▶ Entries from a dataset
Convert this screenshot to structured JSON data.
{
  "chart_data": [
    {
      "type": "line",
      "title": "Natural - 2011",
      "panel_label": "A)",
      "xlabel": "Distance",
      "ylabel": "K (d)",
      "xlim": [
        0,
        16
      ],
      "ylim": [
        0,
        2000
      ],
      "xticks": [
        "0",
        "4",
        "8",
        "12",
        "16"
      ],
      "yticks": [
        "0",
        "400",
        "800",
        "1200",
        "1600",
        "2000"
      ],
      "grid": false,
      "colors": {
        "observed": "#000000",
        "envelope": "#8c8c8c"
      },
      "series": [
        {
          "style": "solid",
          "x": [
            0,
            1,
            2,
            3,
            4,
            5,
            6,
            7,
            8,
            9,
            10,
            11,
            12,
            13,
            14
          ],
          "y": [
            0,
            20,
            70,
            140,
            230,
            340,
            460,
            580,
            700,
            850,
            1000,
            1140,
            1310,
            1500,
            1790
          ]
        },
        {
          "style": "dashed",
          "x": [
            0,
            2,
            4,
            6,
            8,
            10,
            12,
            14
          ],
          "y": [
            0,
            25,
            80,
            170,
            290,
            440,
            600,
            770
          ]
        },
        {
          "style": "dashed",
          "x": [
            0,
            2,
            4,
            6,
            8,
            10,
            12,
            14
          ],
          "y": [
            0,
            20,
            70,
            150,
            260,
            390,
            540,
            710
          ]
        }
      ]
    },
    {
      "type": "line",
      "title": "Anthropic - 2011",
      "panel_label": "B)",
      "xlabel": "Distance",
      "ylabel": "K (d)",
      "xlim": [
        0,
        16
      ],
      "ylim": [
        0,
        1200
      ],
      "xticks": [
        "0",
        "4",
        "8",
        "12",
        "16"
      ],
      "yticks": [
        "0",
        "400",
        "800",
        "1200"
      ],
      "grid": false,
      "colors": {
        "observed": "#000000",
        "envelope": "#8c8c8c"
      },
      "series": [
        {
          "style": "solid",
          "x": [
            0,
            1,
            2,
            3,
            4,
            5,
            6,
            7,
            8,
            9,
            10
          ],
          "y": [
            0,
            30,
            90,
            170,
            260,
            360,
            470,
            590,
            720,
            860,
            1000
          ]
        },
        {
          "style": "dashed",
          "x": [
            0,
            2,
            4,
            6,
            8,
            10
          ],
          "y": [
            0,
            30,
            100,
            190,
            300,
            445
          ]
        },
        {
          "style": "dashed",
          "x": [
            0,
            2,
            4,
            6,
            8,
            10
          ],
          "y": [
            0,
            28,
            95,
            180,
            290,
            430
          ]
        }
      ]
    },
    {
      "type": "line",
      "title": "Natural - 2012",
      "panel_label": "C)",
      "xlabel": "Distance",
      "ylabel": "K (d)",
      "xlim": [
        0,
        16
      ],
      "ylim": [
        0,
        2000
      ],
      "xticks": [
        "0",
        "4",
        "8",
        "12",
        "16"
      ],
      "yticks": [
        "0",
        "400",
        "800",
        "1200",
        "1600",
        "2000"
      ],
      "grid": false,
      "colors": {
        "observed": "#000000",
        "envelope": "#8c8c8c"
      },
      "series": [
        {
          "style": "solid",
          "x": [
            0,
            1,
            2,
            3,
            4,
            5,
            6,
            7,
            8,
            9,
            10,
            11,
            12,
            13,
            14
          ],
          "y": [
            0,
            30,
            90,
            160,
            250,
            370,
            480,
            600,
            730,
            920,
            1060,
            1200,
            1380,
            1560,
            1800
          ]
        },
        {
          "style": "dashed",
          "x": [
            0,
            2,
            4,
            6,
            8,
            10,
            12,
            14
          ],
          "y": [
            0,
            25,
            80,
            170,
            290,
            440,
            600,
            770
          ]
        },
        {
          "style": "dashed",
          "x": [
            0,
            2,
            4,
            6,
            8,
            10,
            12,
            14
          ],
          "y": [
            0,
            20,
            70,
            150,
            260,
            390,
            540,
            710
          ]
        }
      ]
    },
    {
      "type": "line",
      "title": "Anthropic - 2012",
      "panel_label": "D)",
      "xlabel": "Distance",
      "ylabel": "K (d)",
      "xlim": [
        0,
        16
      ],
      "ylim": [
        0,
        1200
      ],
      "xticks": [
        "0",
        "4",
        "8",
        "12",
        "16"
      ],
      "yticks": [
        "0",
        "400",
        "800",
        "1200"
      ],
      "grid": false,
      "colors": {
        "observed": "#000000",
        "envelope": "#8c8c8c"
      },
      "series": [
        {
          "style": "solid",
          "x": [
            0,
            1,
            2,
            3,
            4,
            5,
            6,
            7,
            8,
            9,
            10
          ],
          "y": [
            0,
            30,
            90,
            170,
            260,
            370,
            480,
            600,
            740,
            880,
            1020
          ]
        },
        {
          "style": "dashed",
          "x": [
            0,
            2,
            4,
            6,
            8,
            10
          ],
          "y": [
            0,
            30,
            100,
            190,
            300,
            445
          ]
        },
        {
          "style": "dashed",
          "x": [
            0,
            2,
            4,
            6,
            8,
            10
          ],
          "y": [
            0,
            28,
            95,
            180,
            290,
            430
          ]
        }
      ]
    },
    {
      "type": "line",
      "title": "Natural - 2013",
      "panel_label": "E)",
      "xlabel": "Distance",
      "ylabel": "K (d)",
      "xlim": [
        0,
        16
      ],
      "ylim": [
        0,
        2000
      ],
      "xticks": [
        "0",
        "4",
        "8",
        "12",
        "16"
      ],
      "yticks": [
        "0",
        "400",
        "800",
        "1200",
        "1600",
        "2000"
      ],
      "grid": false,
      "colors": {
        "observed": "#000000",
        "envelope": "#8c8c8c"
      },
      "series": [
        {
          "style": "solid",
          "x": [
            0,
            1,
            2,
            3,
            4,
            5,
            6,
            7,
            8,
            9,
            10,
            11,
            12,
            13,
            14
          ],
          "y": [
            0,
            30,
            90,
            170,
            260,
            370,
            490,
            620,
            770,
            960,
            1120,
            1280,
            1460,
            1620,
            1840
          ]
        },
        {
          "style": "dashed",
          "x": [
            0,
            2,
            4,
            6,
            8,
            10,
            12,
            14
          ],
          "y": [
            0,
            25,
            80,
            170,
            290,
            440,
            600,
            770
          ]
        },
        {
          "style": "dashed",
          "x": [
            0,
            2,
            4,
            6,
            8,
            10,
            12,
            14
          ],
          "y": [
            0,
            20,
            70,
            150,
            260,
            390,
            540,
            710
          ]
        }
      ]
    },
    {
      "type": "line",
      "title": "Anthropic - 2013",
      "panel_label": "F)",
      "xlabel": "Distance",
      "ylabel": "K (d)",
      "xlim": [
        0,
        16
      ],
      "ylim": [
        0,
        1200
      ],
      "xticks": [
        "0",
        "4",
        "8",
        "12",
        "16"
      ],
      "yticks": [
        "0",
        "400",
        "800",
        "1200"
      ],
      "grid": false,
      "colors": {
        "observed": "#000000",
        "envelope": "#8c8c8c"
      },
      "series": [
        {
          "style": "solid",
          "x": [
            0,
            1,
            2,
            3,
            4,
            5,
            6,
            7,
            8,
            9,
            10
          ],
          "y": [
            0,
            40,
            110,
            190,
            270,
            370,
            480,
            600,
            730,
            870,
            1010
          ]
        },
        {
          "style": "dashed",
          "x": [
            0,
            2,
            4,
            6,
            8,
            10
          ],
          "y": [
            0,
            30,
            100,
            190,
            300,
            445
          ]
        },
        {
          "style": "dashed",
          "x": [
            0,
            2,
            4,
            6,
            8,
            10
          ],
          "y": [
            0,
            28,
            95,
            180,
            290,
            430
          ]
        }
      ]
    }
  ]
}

▶ Task
Write down all the entries again without a single difference.

▶ Right answer
Convert this screenshot to structured JSON data.
{
  "chart_data": [
    {
      "type": "line",
      "title": "Natural - 2011",
      "panel_label": "A)",
      "xlabel": "Distance",
      "ylabel": "K (d)",
      "xlim": [
        0,
        16
      ],
      "ylim": [
        0,
        2000
      ],
      "xticks": [
        "0",
        "4",
        "8",
        "12",
        "16"
      ],
      "yticks": [
        "0",
        "400",
        "800",
        "1200",
        "1600",
        "2000"
      ],
      "grid": false,
      "colors": {
        "observed": "#000000",
        "envelope": "#8c8c8c"
      },
      "series": [
        {
          "style": "solid",
          "x": [
            0,
            1,
            2,
            3,
            4,
            5,
            6,
            7,
            8,
            9,
            10,
            11,
            12,
            13,
            14
          ],
          "y": [
            0,
            20,
            70,
            140,
            230,
            340,
            460,
            580,
            700,
            850,
            1000,
            1140,
            1310,
            1500,
            1790
          ]
        },
        {
          "style": "dashed",
          "x": [
            0,
            2,
            4,
            6,
            8,
            10,
            12,
            14
          ],
          "y": [
            0,
            25,
            80,
            170,
            290,
            440,
            600,
            770
          ]
        },
        {
          "style": "dashed",
          "x": [
            0,
            2,
            4,
            6,
            8,
            10,
            12,
            14
          ],
          "y": [
            0,
            20,
            70,
            150,
            260,
            390,
            540,
            710
          ]
        }
      ]
    },
    {
      "type": "line",
      "title": "Anthropic - 2011",
      "panel_label": "B)",
      "xlabel": "Distance",
      "ylabel": "K (d)",
      "xlim": [
        0,
        16
      ],
      "ylim": [
        0,
        1200
      ],
      "xticks": [
        "0",
        "4",
        "8",
        "12",
        "16"
      ],
      "yticks": [
        "0",
        "400",
        "800",
        "1200"
      ],
      "grid": false,
      "colors": {
        "observed": "#000000",
        "envelope": "#8c8c8c"
      },
      "series": [
        {
          "style": "solid",
          "x": [
            0,
            1,
            2,
            3,
            4,
            5,
            6,
            7,
            8,
            9,
            10
          ],
          "y": [
            0,
            30,
            90,
            170,
            260,
            360,
            470,
            590,
            720,
            860,
            1000
          ]
        },
        {
          "style": "dashed",
          "x": [
            0,
            2,
            4,
            6,
            8,
            10
          ],
          "y": [
            0,
            30,
            100,
            190,
            300,
            445
          ]
        },
        {
          "style": "dashed",
          "x": [
            0,
            2,
            4,
            6,
            8,
            10
          ],
          "y": [
            0,
            28,
            95,
            180,
            290,
            430
          ]
        }
      ]
    },
    {
      "type": "line",
      "title": "Natural - 2012",
      "panel_label": "C)",
      "xlabel": "Distance",
      "ylabel": "K (d)",
      "xlim": [
        0,
        16
      ],
      "ylim": [
        0,
        2000
      ],
      "xticks": [
        "0",
        "4",
        "8",
        "12",
        "16"
      ],
      "yticks": [
        "0",
        "400",
        "800",
        "1200",
        "1600",
        "2000"
      ],
      "grid": false,
      "colors": {
        "observed": "#000000",
        "envelope": "#8c8c8c"
      },
      "series": [
        {
          "style": "solid",
          "x": [
            0,
            1,
            2,
            3,
            4,
            5,
            6,
            7,
            8,
            9,
            10,
            11,
            12,
            13,
            14
          ],
          "y": [
            0,
            30,
            90,
            160,
            250,
            370,
            480,
            600,
            730,
            920,
            1060,
            1200,
            1380,
            1560,
            1800
          ]
        },
        {
          "style": "dashed",
          "x": [
            0,
            2,
            4,
            6,
            8,
            10,
            12,
            14
          ],
          "y": [
            0,
            25,
            80,
            170,
            290,
            440,
            600,
            770
          ]
        },
        {
          "style": "dashed",
          "x": [
            0,
            2,
            4,
            6,
            8,
            10,
            12,
            14
          ],
          "y": [
            0,
            20,
            70,
            150,
            260,
            390,
            540,
            710
          ]
        }
      ]
    },
    {
      "type": "line",
      "title": "Anthropic - 2012",
      "panel_label": "D)",
      "xlabel": "Distance",
      "ylabel": "K (d)",
      "xlim": [
        0,
        16
      ],
      "ylim": [
        0,
        1200
      ],
      "xticks": [
        "0",
        "4",
        "8",
        "12",
        "16"
      ],
      "yticks": [
        "0",
        "400",
        "800",
        "1200"
      ],
      "grid": false,
      "colors": {
        "observed": "#000000",
        "envelope": "#8c8c8c"
      },
      "series": [
        {
          "style": "solid",
          "x": [
            0,
            1,
            2,
            3,
            4,
            5,
            6,
            7,
            8,
            9,
            10
          ],
          "y": [
            0,
            30,
            90,
            170,
            260,
            370,
            480,
            600,
            740,
            880,
            1020
          ]
        },
        {
          "style": "dashed",
          "x": [
            0,
            2,
            4,
            6,
            8,
            10
          ],
          "y": [
            0,
            30,
            100,
            190,
            300,
            445
          ]
        },
        {
          "style": "dashed",
          "x": [
            0,
            2,
            4,
            6,
            8,
            10
          ],
          "y": [
            0,
            28,
            95,
            180,
            290,
            430
          ]
        }
      ]
    },
    {
      "type": "line",
      "title": "Natural - 2013",
      "panel_label": "E)",
      "xlabel": "Distance",
      "ylabel": "K (d)",
      "xlim": [
        0,
        16
      ],
      "ylim": [
        0,
        2000
      ],
      "xticks": [
        "0",
        "4",
        "8",
        "12",
        "16"
      ],
      "yticks": [
        "0",
        "400",
        "800",
        "1200",
        "1600",
        "2000"
      ],
      "grid": false,
      "colors": {
        "observed": "#000000",
        "envelope": "#8c8c8c"
      },
      "series": [
        {
          "style": "solid",
          "x": [
            0,
            1,
            2,
            3,
            4,
            5,
            6,
            7,
            8,
            9,
            10,
            11,
            12,
            13,
            14
          ],
          "y": [
            0,
            30,
            90,
            170,
            260,
            370,
            490,
            620,
            770,
            960,
            1120,
            1280,
            1460,
            1620,
            1840
          ]
        },
        {
          "style": "dashed",
          "x": [
            0,
            2,
            4,
            6,
            8,
            10,
            12,
            14
          ],
          "y": [
            0,
            25,
            80,
            170,
            290,
            440,
            600,
            770
          ]
        },
        {
          "style": "dashed",
          "x": [
            0,
            2,
            4,
            6,
            8,
            10,
            12,
            14
          ],
          "y": [
            0,
            20,
            70,
            150,
            260,
            390,
            540,
            710
          ]
        }
      ]
    },
    {
      "type": "line",
      "title": "Anthropic - 2013",
      "panel_label": "F)",
      "xlabel": "Distance",
      "ylabel": "K (d)",
      "xlim": [
        0,
        16
      ],
      "ylim": [
        0,
        1200
      ],
      "xticks": [
        "0",
        "4",
        "8",
        "12",
        "16"
      ],
      "yticks": [
        "0",
        "400",
        "800",
        "1200"
      ],
      "grid": false,
      "colors": {
        "observed": "#000000",
        "envelope": "#8c8c8c"
      },
      "series": [
        {
          "style": "solid",
          "x": [
            0,
            1,
            2,
            3,
            4,
            5,
            6,
            7,
            8,
            9,
            10
          ],
          "y": [
            0,
            40,
            110,
            190,
            270,
            370,
            480,
            600,
            730,
            870,
            1010
          ]
        },
        {
          "style": "dashed",
          "x": [
            0,
            2,
            4,
            6,
            8,
            10
          ],
          "y": [
            0,
            30,
            100,
            190,
            300,
            445
          ]
        },
        {
          "style": "dashed",
          "x": [
            0,
            2,
            4,
            6,
            8,
            10
          ],
          "y": [
            0,
            28,
            95,
            180,
            290,
            430
          ]
        }
      ]
    }
  ]
}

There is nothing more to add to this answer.